• TASK STATEMENT: Reproduce every line of the rows below word for word, leaving the pictures out of your answer.

[Data items]
-------
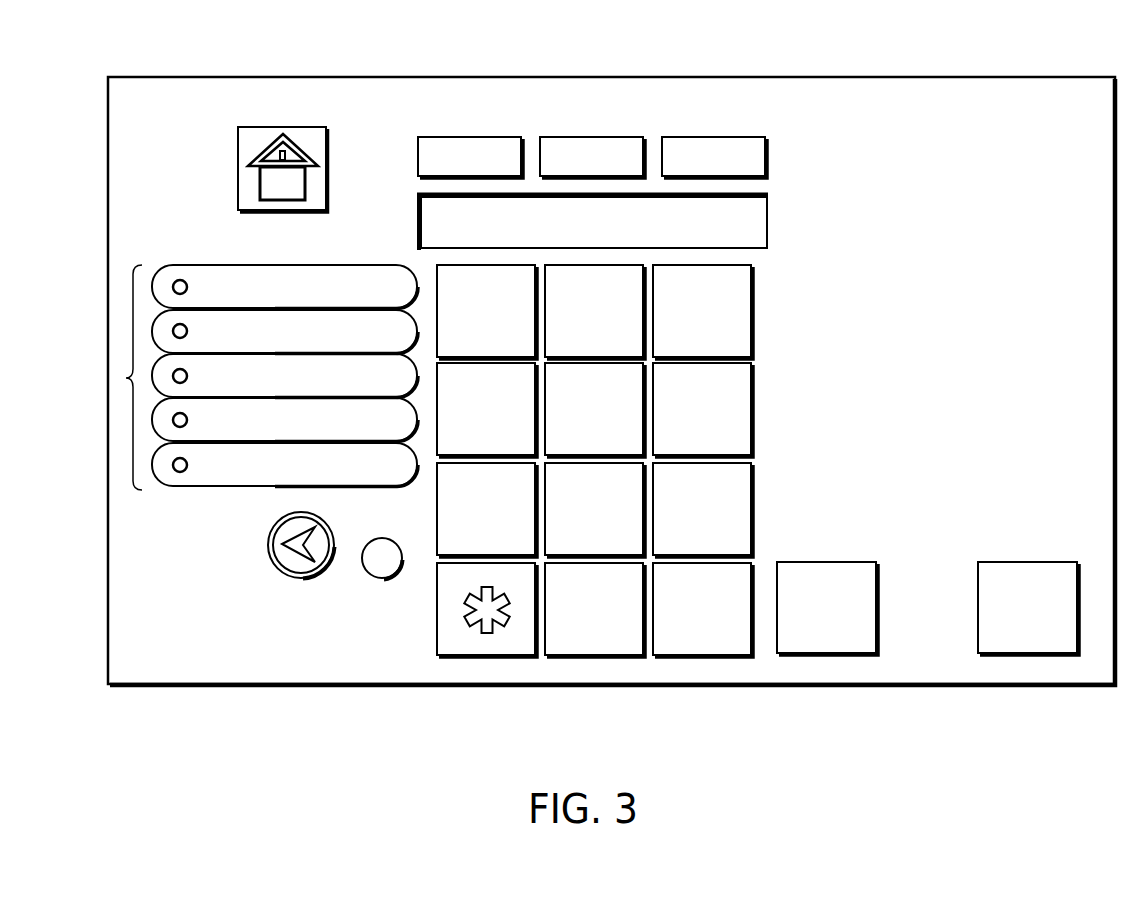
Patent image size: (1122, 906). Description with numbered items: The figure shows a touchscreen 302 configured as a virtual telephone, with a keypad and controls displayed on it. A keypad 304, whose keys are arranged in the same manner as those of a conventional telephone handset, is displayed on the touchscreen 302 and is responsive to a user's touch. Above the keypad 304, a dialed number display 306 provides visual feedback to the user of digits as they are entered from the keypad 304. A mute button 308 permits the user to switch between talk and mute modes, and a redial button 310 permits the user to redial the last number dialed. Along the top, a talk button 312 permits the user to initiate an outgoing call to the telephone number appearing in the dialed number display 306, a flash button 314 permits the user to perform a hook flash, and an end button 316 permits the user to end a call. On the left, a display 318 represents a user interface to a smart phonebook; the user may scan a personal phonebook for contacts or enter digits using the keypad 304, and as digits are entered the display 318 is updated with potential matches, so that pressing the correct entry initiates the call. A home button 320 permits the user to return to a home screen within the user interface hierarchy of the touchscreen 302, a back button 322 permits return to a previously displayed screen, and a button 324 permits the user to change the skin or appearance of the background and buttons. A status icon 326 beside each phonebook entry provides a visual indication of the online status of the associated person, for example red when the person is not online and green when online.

The touchscreen 302 is at (705, 687).
The keypad 304 is at (436, 634).
The dialed number display 306 is at (769, 216).
The mute button 308 is at (828, 657).
The redial button 310 is at (1028, 657).
The talk button 312 is at (467, 137).
The flash button 314 is at (592, 137).
The end button 316 is at (714, 137).
The display 318 is at (126, 378).
The home button 320 is at (238, 172).
The back button 322 is at (288, 578).
The button 324 is at (366, 578).
The status icon 326 is at (178, 472).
-------
• TASK RESULT:
Patent image size: (1122, 906). Description with numbered items: The figure shows a touchscreen 302 configured as a virtual telephone, with a keypad and controls displayed on it. A keypad 304, whose keys are arranged in the same manner as those of a conventional telephone handset, is displayed on the touchscreen 302 and is responsive to a user's touch. Above the keypad 304, a dialed number display 306 provides visual feedback to the user of digits as they are entered from the keypad 304. A mute button 308 permits the user to switch between talk and mute modes, and a redial button 310 permits the user to redial the last number dialed. Along the top, a talk button 312 permits the user to initiate an outgoing call to the telephone number appearing in the dialed number display 306, a flash button 314 permits the user to perform a hook flash, and an end button 316 permits the user to end a call. On the left, a display 318 represents a user interface to a smart phonebook; the user may scan a personal phonebook for contacts or enter digits using the keypad 304, and as digits are entered the display 318 is updated with potential matches, so that pressing the correct entry initiates the call. A home button 320 permits the user to return to a home screen within the user interface hierarchy of the touchscreen 302, a back button 322 permits return to a previously displayed screen, and a button 324 permits the user to change the skin or appearance of the background and buttons. A status icon 326 beside each phonebook entry provides a visual indication of the online status of the associated person, for example red when the person is not online and green when online.

The touchscreen 302 is at (705, 687).
The keypad 304 is at (436, 634).
The dialed number display 306 is at (769, 216).
The mute button 308 is at (828, 657).
The redial button 310 is at (1028, 657).
The talk button 312 is at (467, 137).
The flash button 314 is at (592, 137).
The end button 316 is at (714, 137).
The display 318 is at (126, 378).
The home button 320 is at (238, 172).
The back button 322 is at (288, 578).
The button 324 is at (366, 578).
The status icon 326 is at (178, 472).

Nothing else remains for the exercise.